## begin Task input

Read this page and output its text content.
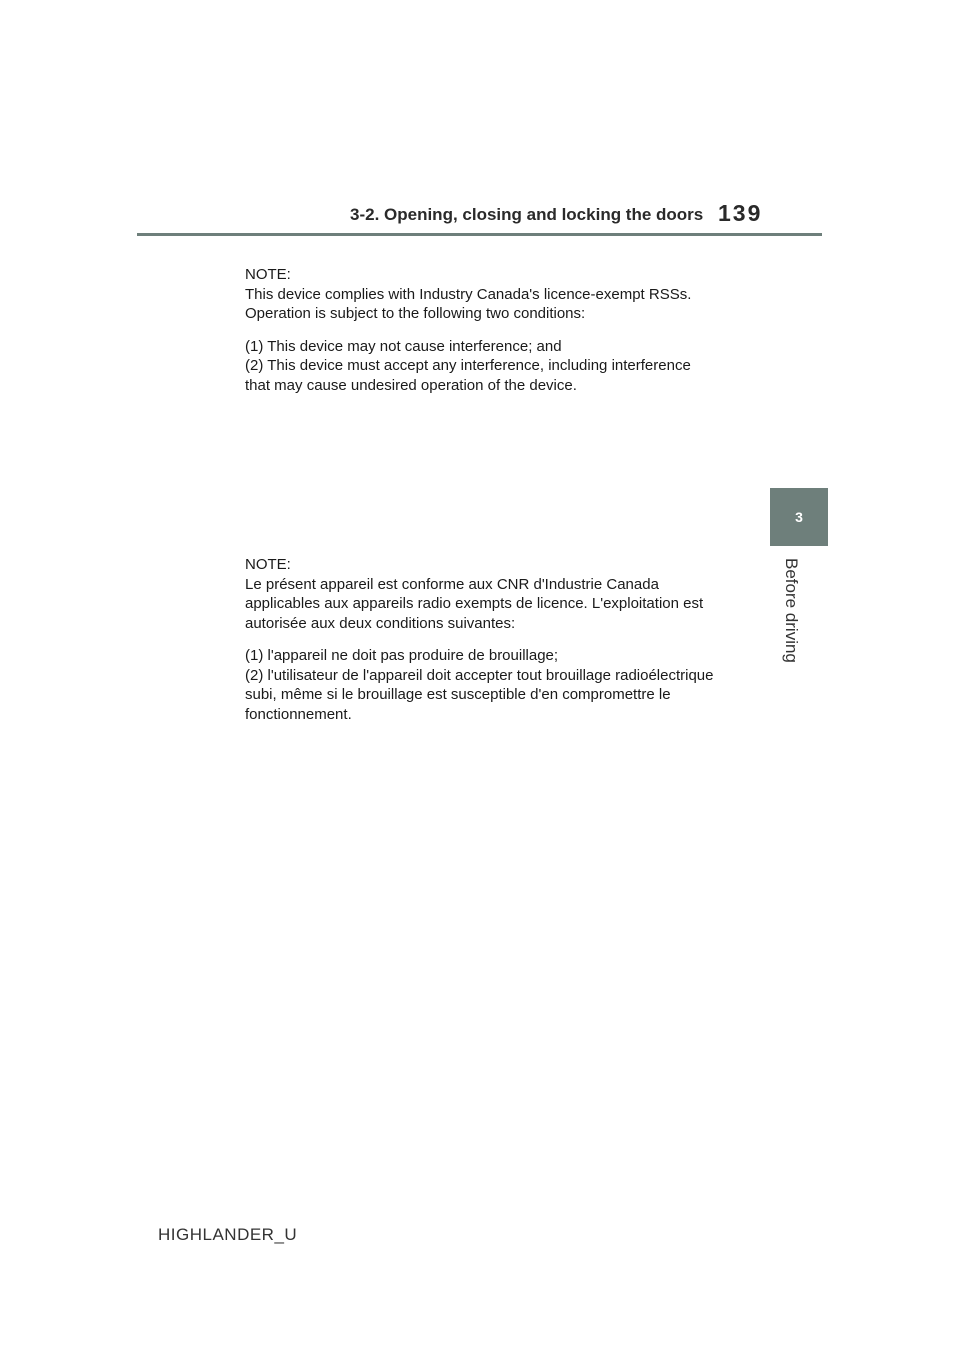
3-2. Opening, closing and locking the doors 139
3
Before driving
NOTE:
This device complies with Industry Canada's licence-exempt RSSs.
Operation is subject to the following two conditions:
(1) This device may not cause interference; and
(2) This device must accept any interference, including interference
that may cause undesired operation of the device.
NOTE:
Le présent appareil est conforme aux CNR d'Industrie Canada
applicables aux appareils radio exempts de licence. L'exploitation est
autorisée aux deux conditions suivantes:
(1) l'appareil ne doit pas produire de brouillage;
(2) l'utilisateur de l'appareil doit accepter tout brouillage radioélectrique
subi, même si le brouillage est susceptible d'en compromettre le
fonctionnement.
HIGHLANDER_U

## end Task input

Return each line of the data that contains the string "Canada".

This device complies with Industry Canada's licence-exempt RSSs.
Le présent appareil est conforme aux CNR d'Industrie Canada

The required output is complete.